Leaving out the pictures, retype all the material exactly.

■ **Rows from a figure dataset**
.....

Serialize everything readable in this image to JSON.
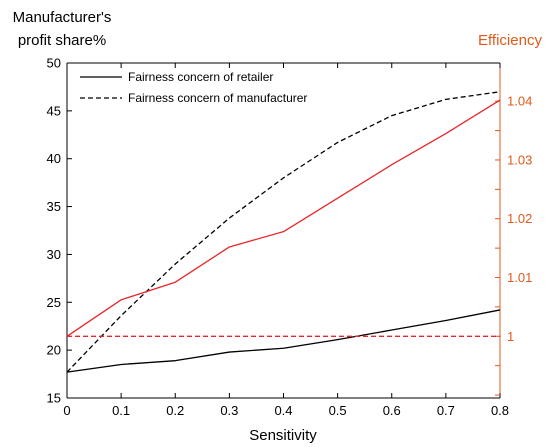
{
  "chart_data": {
    "type": "line",
    "x": [
      0,
      0.1,
      0.2,
      0.3,
      0.4,
      0.5,
      0.6,
      0.7,
      0.8
    ],
    "xlabel": "Sensitivity",
    "xlim": [
      0,
      0.8
    ],
    "xticks": [
      "0",
      "0.1",
      "0.2",
      "0.3",
      "0.4",
      "0.5",
      "0.6",
      "0.7",
      "0.8"
    ],
    "ylabel_left_lines": [
      "Manufacturer's",
      "profit share%"
    ],
    "ylim_left": [
      15,
      50
    ],
    "yticks_left": [
      "15",
      "20",
      "25",
      "30",
      "35",
      "40",
      "45",
      "50"
    ],
    "ylabel_right": "Efficiency",
    "ylim_right": [
      0.9895,
      1.0465
    ],
    "yticks_right": [
      "1",
      "1.01",
      "1.02",
      "1.03",
      "1.04"
    ],
    "grid": false,
    "legend_position": "top-left",
    "series": [
      {
        "name": "Fairness concern of retailer",
        "axis": "left",
        "style": "solid",
        "color": "#000000",
        "values": [
          17.7,
          18.5,
          18.9,
          19.8,
          20.2,
          21.1,
          22.1,
          23.1,
          24.2
        ],
        "in_legend": true
      },
      {
        "name": "Fairness concern of manufacturer",
        "axis": "left",
        "style": "dashed",
        "color": "#000000",
        "values": [
          17.7,
          23.6,
          29.0,
          33.8,
          38.0,
          41.7,
          44.5,
          46.2,
          47.0
        ],
        "in_legend": true
      },
      {
        "axis": "right",
        "style": "solid",
        "color": "#e8262a",
        "values": [
          1.0,
          1.0062,
          1.0092,
          1.0152,
          1.0178,
          1.0235,
          1.0292,
          1.0345,
          1.0402
        ],
        "in_legend": false
      },
      {
        "axis": "right",
        "style": "dashed",
        "color": "#e8262a",
        "values": [
          1.0,
          1.0,
          1.0,
          1.0,
          1.0,
          1.0,
          1.0,
          1.0,
          1.0
        ],
        "in_legend": false
      }
    ],
    "colors": {
      "axis_left": "#000000",
      "axis_right": "#e05a1c",
      "series_red": "#e8262a"
    }
  }
}
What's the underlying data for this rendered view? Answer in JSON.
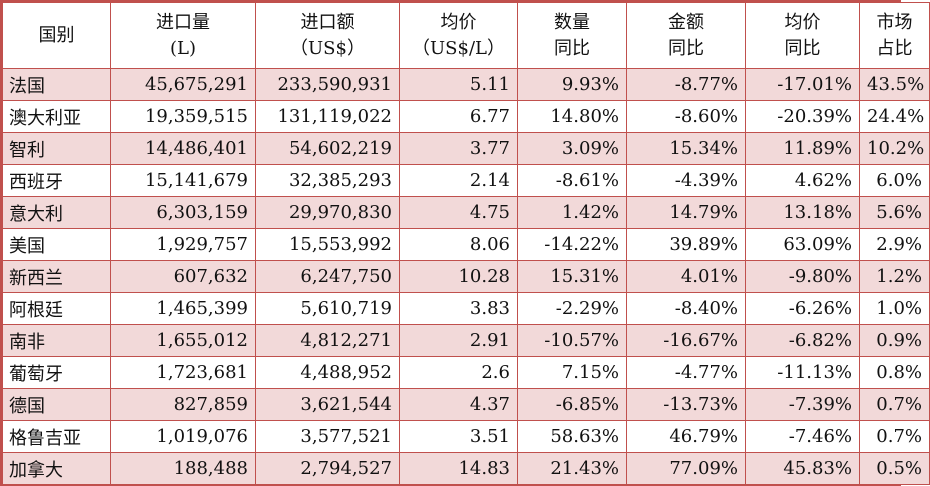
{
  "colors": {
    "border": "#c0504d",
    "shaded_row": "#f2d9d9",
    "plain_row": "#ffffff"
  },
  "headers": [
    {
      "line1": "国别",
      "line2": ""
    },
    {
      "line1": "进口量",
      "line2": "(L)"
    },
    {
      "line1": "进口额",
      "line2": "（US$）"
    },
    {
      "line1": "均价",
      "line2": "（US$/L）"
    },
    {
      "line1": "数量",
      "line2": "同比"
    },
    {
      "line1": "金额",
      "line2": "同比"
    },
    {
      "line1": "均价",
      "line2": "同比"
    },
    {
      "line1": "市场",
      "line2": "占比"
    }
  ],
  "rows": [
    [
      "法国",
      "45,675,291",
      "233,590,931",
      "5.11",
      "9.93%",
      "-8.77%",
      "-17.01%",
      "43.5%"
    ],
    [
      "澳大利亚",
      "19,359,515",
      "131,119,022",
      "6.77",
      "14.80%",
      "-8.60%",
      "-20.39%",
      "24.4%"
    ],
    [
      "智利",
      "14,486,401",
      "54,602,219",
      "3.77",
      "3.09%",
      "15.34%",
      "11.89%",
      "10.2%"
    ],
    [
      "西班牙",
      "15,141,679",
      "32,385,293",
      "2.14",
      "-8.61%",
      "-4.39%",
      "4.62%",
      "6.0%"
    ],
    [
      "意大利",
      "6,303,159",
      "29,970,830",
      "4.75",
      "1.42%",
      "14.79%",
      "13.18%",
      "5.6%"
    ],
    [
      "美国",
      "1,929,757",
      "15,553,992",
      "8.06",
      "-14.22%",
      "39.89%",
      "63.09%",
      "2.9%"
    ],
    [
      "新西兰",
      "607,632",
      "6,247,750",
      "10.28",
      "15.31%",
      "4.01%",
      "-9.80%",
      "1.2%"
    ],
    [
      "阿根廷",
      "1,465,399",
      "5,610,719",
      "3.83",
      "-2.29%",
      "-8.40%",
      "-6.26%",
      "1.0%"
    ],
    [
      "南非",
      "1,655,012",
      "4,812,271",
      "2.91",
      "-10.57%",
      "-16.67%",
      "-6.82%",
      "0.9%"
    ],
    [
      "葡萄牙",
      "1,723,681",
      "4,488,952",
      "2.6",
      "7.15%",
      "-4.77%",
      "-11.13%",
      "0.8%"
    ],
    [
      "德国",
      "827,859",
      "3,621,544",
      "4.37",
      "-6.85%",
      "-13.73%",
      "-7.39%",
      "0.7%"
    ],
    [
      "格鲁吉亚",
      "1,019,076",
      "3,577,521",
      "3.51",
      "58.63%",
      "46.79%",
      "-7.46%",
      "0.7%"
    ],
    [
      "加拿大",
      "188,488",
      "2,794,527",
      "14.83",
      "21.43%",
      "77.09%",
      "45.83%",
      "0.5%"
    ]
  ]
}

.....

■ **Reply to the task**
Serialize everything readable in this image to JSON.
{
  "chart_data": {
    "type": "line",
    "x": [
      0,
      0.1,
      0.2,
      0.3,
      0.4,
      0.5,
      0.6,
      0.7,
      0.8
    ],
    "xlabel": "Sensitivity",
    "xlim": [
      0,
      0.8
    ],
    "xticks": [
      "0",
      "0.1",
      "0.2",
      "0.3",
      "0.4",
      "0.5",
      "0.6",
      "0.7",
      "0.8"
    ],
    "ylabel_left_lines": [
      "Manufacturer's",
      "profit share%"
    ],
    "ylim_left": [
      15,
      50
    ],
    "yticks_left": [
      "15",
      "20",
      "25",
      "30",
      "35",
      "40",
      "45",
      "50"
    ],
    "ylabel_right": "Efficiency",
    "ylim_right": [
      0.9895,
      1.0465
    ],
    "yticks_right": [
      "1",
      "1.01",
      "1.02",
      "1.03",
      "1.04"
    ],
    "grid": false,
    "legend_position": "top-left",
    "series": [
      {
        "name": "Fairness concern of retailer",
        "axis": "left",
        "style": "solid",
        "color": "#000000",
        "values": [
          17.7,
          18.5,
          18.9,
          19.8,
          20.2,
          21.1,
          22.1,
          23.1,
          24.2
        ],
        "in_legend": true
      },
      {
        "name": "Fairness concern of manufacturer",
        "axis": "left",
        "style": "dashed",
        "color": "#000000",
        "values": [
          17.7,
          23.6,
          29.0,
          33.8,
          38.0,
          41.7,
          44.5,
          46.2,
          47.0
        ],
        "in_legend": true
      },
      {
        "axis": "right",
        "style": "solid",
        "color": "#e8262a",
        "values": [
          1.0,
          1.0062,
          1.0092,
          1.0152,
          1.0178,
          1.0235,
          1.0292,
          1.0345,
          1.0402
        ],
        "in_legend": false
      },
      {
        "axis": "right",
        "style": "dashed",
        "color": "#e8262a",
        "values": [
          1.0,
          1.0,
          1.0,
          1.0,
          1.0,
          1.0,
          1.0,
          1.0,
          1.0
        ],
        "in_legend": false
      }
    ],
    "colors": {
      "axis_left": "#000000",
      "axis_right": "#e05a1c",
      "series_red": "#e8262a"
    }
  }
}
What's the underlying data for this rendered view? Answer in JSON.
{
  "colors": {
    "border": "#c0504d",
    "shaded_row": "#f2d9d9",
    "plain_row": "#ffffff"
  },
  "headers": [
    {
      "line1": "国别",
      "line2": ""
    },
    {
      "line1": "进口量",
      "line2": "(L)"
    },
    {
      "line1": "进口额",
      "line2": "（US$）"
    },
    {
      "line1": "均价",
      "line2": "（US$/L）"
    },
    {
      "line1": "数量",
      "line2": "同比"
    },
    {
      "line1": "金额",
      "line2": "同比"
    },
    {
      "line1": "均价",
      "line2": "同比"
    },
    {
      "line1": "市场",
      "line2": "占比"
    }
  ],
  "rows": [
    [
      "法国",
      "45,675,291",
      "233,590,931",
      "5.11",
      "9.93%",
      "-8.77%",
      "-17.01%",
      "43.5%"
    ],
    [
      "澳大利亚",
      "19,359,515",
      "131,119,022",
      "6.77",
      "14.80%",
      "-8.60%",
      "-20.39%",
      "24.4%"
    ],
    [
      "智利",
      "14,486,401",
      "54,602,219",
      "3.77",
      "3.09%",
      "15.34%",
      "11.89%",
      "10.2%"
    ],
    [
      "西班牙",
      "15,141,679",
      "32,385,293",
      "2.14",
      "-8.61%",
      "-4.39%",
      "4.62%",
      "6.0%"
    ],
    [
      "意大利",
      "6,303,159",
      "29,970,830",
      "4.75",
      "1.42%",
      "14.79%",
      "13.18%",
      "5.6%"
    ],
    [
      "美国",
      "1,929,757",
      "15,553,992",
      "8.06",
      "-14.22%",
      "39.89%",
      "63.09%",
      "2.9%"
    ],
    [
      "新西兰",
      "607,632",
      "6,247,750",
      "10.28",
      "15.31%",
      "4.01%",
      "-9.80%",
      "1.2%"
    ],
    [
      "阿根廷",
      "1,465,399",
      "5,610,719",
      "3.83",
      "-2.29%",
      "-8.40%",
      "-6.26%",
      "1.0%"
    ],
    [
      "南非",
      "1,655,012",
      "4,812,271",
      "2.91",
      "-10.57%",
      "-16.67%",
      "-6.82%",
      "0.9%"
    ],
    [
      "葡萄牙",
      "1,723,681",
      "4,488,952",
      "2.6",
      "7.15%",
      "-4.77%",
      "-11.13%",
      "0.8%"
    ],
    [
      "德国",
      "827,859",
      "3,621,544",
      "4.37",
      "-6.85%",
      "-13.73%",
      "-7.39%",
      "0.7%"
    ],
    [
      "格鲁吉亚",
      "1,019,076",
      "3,577,521",
      "3.51",
      "58.63%",
      "46.79%",
      "-7.46%",
      "0.7%"
    ],
    [
      "加拿大",
      "188,488",
      "2,794,527",
      "14.83",
      "21.43%",
      "77.09%",
      "45.83%",
      "0.5%"
    ]
  ]
}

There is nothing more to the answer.